▸ **What to work on**:
Lines holding the string "totum" are the ones to copy; find them all in the data.
=-=-=
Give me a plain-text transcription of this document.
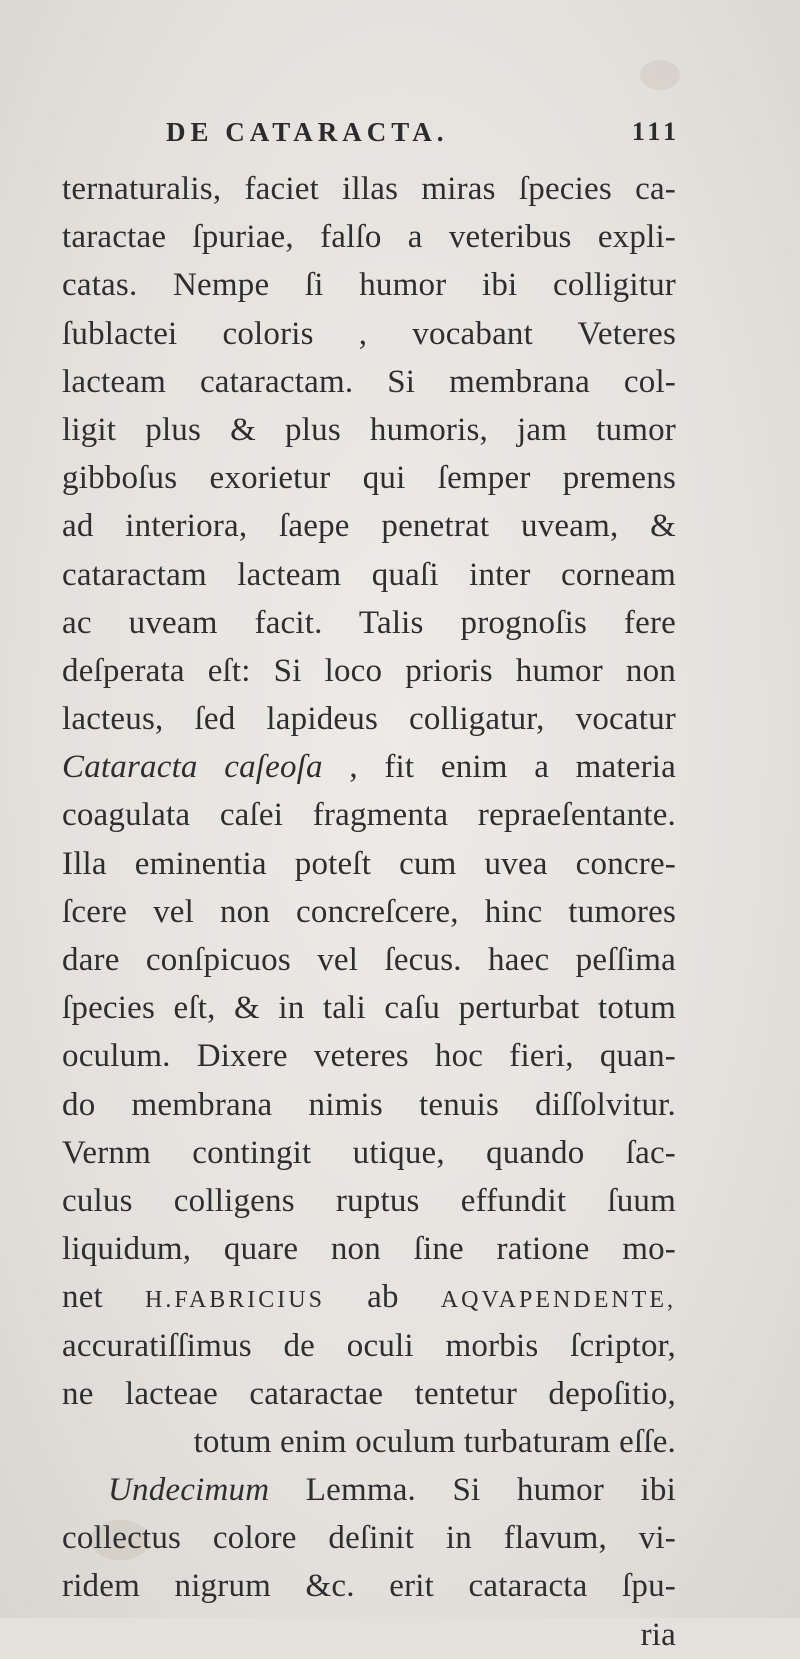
DE CATARACTA.	111
ternaturalis, faciet illas miras ſpecies ca-
taractae ſpuriae, falſo a veteribus expli-
catas. Nempe ſi humor ibi colligitur
ſublactei coloris , vocabant Veteres
lacteam cataractam. Si membrana col-
ligit plus & plus humoris, jam tumor
gibboſus exorietur qui ſemper premens
ad interiora, ſaepe penetrat uveam, &
cataractam lacteam quaſi inter corneam
ac uveam facit. Talis prognoſis fere
deſperata eſt: Si loco prioris humor non
lacteus, ſed lapideus colligatur, vocatur
Cataracta caſeoſa , fit enim a materia
coagulata caſei fragmenta repraeſentante.
Illa eminentia poteſt cum uvea concre-
ſcere vel non concreſcere, hinc tumores
dare conſpicuos vel ſecus. haec peſſima
ſpecies eſt, & in tali caſu perturbat totum
oculum. Dixere veteres hoc fieri, quan-
do membrana nimis tenuis diſſolvitur.
Vernm contingit utique, quando ſac-
culus colligens ruptus effundit ſuum
liquidum, quare non ſine ratione mo-
net H.FABRICIUS ab AQVAPENDENTE,
accuratiſſimus de oculi morbis ſcriptor,
ne lacteae cataractae tentetur depoſitio,
totum enim oculum turbaturam eſſe.
Undecimum Lemma. Si humor ibi
collectus colore deſinit in flavum, vi-
ridem nigrum &c. erit cataracta ſpu-
ria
=-=-=
▸ **Exercise answer**:
ſpecies eſt, & in tali caſu perturbat totum
totum enim oculum turbaturam eſſe.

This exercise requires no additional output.